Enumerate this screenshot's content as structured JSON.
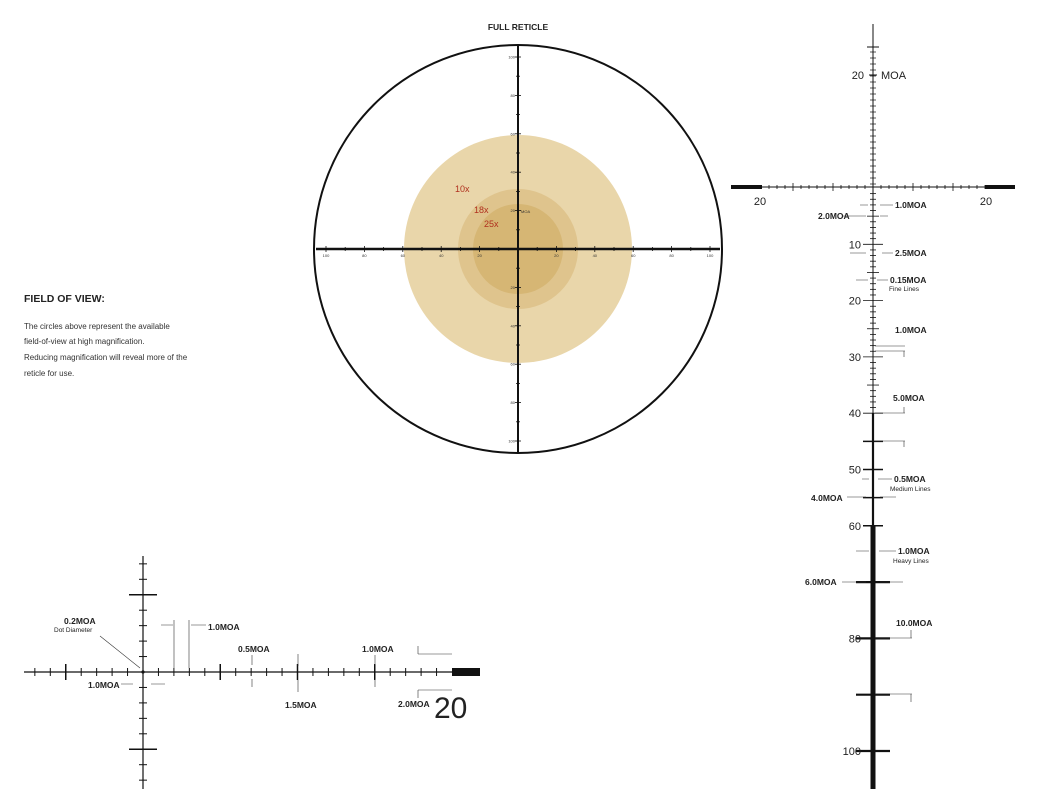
{
  "full_reticle": {
    "title": "FULL RETICLE",
    "scale_labels": [
      "100",
      "80",
      "60",
      "40",
      "20"
    ],
    "center_label": "MOA",
    "magnifications": [
      "10x",
      "18x",
      "25x"
    ]
  },
  "field_of_view": {
    "heading": "FIELD OF VIEW:",
    "lines": [
      "The circles above represent the available",
      "field-of-view at high magnification.",
      "Reducing magnification will reveal more of the",
      "reticle for use."
    ]
  },
  "vertical_detail": {
    "top_label": "20",
    "unit": "MOA",
    "horizontal_labels": [
      "20",
      "20"
    ],
    "scale_labels": [
      "10",
      "20",
      "30",
      "40",
      "50",
      "60",
      "80",
      "100"
    ],
    "callouts": [
      {
        "label": "1.0MOA"
      },
      {
        "label": "2.0MOA"
      },
      {
        "label": "2.5MOA"
      },
      {
        "label": "0.15MOA",
        "note": "Fine Lines"
      },
      {
        "label": "1.0MOA"
      },
      {
        "label": "5.0MOA"
      },
      {
        "label": "0.5MOA",
        "note": "Medium Lines"
      },
      {
        "label": "4.0MOA"
      },
      {
        "label": "1.0MOA",
        "note": "Heavy Lines"
      },
      {
        "label": "6.0MOA"
      },
      {
        "label": "10.0MOA"
      }
    ]
  },
  "horizontal_detail": {
    "callouts": [
      {
        "label": "0.2MOA",
        "note": "Dot Diameter"
      },
      {
        "label": "1.0MOA"
      },
      {
        "label": "1.0MOA"
      },
      {
        "label": "0.5MOA"
      },
      {
        "label": "1.0MOA"
      },
      {
        "label": "1.5MOA"
      },
      {
        "label": "2.0MOA"
      }
    ],
    "end_label": "20"
  }
}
* * * * * * *
> EXERCISE OBJECTIVE
Write the records out again in full, exactly, and skip every picture.

> EXERCISE RESPONSE
Enumerate this screenshot's content as structured JSON.
{
  "full_reticle": {
    "title": "FULL RETICLE",
    "scale_labels": [
      "100",
      "80",
      "60",
      "40",
      "20"
    ],
    "center_label": "MOA",
    "magnifications": [
      "10x",
      "18x",
      "25x"
    ]
  },
  "field_of_view": {
    "heading": "FIELD OF VIEW:",
    "lines": [
      "The circles above represent the available",
      "field-of-view at high magnification.",
      "Reducing magnification will reveal more of the",
      "reticle for use."
    ]
  },
  "vertical_detail": {
    "top_label": "20",
    "unit": "MOA",
    "horizontal_labels": [
      "20",
      "20"
    ],
    "scale_labels": [
      "10",
      "20",
      "30",
      "40",
      "50",
      "60",
      "80",
      "100"
    ],
    "callouts": [
      {
        "label": "1.0MOA"
      },
      {
        "label": "2.0MOA"
      },
      {
        "label": "2.5MOA"
      },
      {
        "label": "0.15MOA",
        "note": "Fine Lines"
      },
      {
        "label": "1.0MOA"
      },
      {
        "label": "5.0MOA"
      },
      {
        "label": "0.5MOA",
        "note": "Medium Lines"
      },
      {
        "label": "4.0MOA"
      },
      {
        "label": "1.0MOA",
        "note": "Heavy Lines"
      },
      {
        "label": "6.0MOA"
      },
      {
        "label": "10.0MOA"
      }
    ]
  },
  "horizontal_detail": {
    "callouts": [
      {
        "label": "0.2MOA",
        "note": "Dot Diameter"
      },
      {
        "label": "1.0MOA"
      },
      {
        "label": "1.0MOA"
      },
      {
        "label": "0.5MOA"
      },
      {
        "label": "1.0MOA"
      },
      {
        "label": "1.5MOA"
      },
      {
        "label": "2.0MOA"
      }
    ],
    "end_label": "20"
  }
}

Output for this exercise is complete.